Stored dataset items
··········

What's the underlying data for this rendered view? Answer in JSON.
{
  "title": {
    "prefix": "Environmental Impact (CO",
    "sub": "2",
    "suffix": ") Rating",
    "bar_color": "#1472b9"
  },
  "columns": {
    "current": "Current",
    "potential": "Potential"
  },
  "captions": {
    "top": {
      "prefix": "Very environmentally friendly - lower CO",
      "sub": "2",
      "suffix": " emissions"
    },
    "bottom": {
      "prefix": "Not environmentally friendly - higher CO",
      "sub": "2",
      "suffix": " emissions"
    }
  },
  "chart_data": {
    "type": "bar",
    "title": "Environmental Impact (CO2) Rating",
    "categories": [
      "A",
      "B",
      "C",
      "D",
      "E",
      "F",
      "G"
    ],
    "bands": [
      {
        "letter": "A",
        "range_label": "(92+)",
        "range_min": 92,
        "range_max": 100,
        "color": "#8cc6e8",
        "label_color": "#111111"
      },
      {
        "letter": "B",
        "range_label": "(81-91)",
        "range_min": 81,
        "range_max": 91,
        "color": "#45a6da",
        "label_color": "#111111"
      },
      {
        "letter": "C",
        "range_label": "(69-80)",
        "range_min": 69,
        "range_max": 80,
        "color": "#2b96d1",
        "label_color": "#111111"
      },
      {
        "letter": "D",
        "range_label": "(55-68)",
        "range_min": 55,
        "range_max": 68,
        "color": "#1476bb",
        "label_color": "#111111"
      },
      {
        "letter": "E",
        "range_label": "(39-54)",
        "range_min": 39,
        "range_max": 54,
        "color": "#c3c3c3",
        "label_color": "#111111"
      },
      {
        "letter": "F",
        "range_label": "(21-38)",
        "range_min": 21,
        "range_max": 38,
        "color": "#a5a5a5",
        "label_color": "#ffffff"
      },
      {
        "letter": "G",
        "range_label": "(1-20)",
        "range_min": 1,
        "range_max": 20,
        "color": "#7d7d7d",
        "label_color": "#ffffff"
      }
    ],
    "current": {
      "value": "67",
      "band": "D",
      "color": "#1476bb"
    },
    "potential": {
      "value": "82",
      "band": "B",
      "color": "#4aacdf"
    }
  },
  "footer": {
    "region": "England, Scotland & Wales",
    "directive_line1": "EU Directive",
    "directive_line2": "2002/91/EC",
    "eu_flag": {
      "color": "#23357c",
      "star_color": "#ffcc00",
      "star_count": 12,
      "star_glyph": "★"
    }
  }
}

··········

→ **Exercise details**
Among the entries above, identify all lines with "Rating" and copy them.

→ **Task output**
    "suffix": ") Rating",
    "title": "Environmental Impact (CO2) Rating",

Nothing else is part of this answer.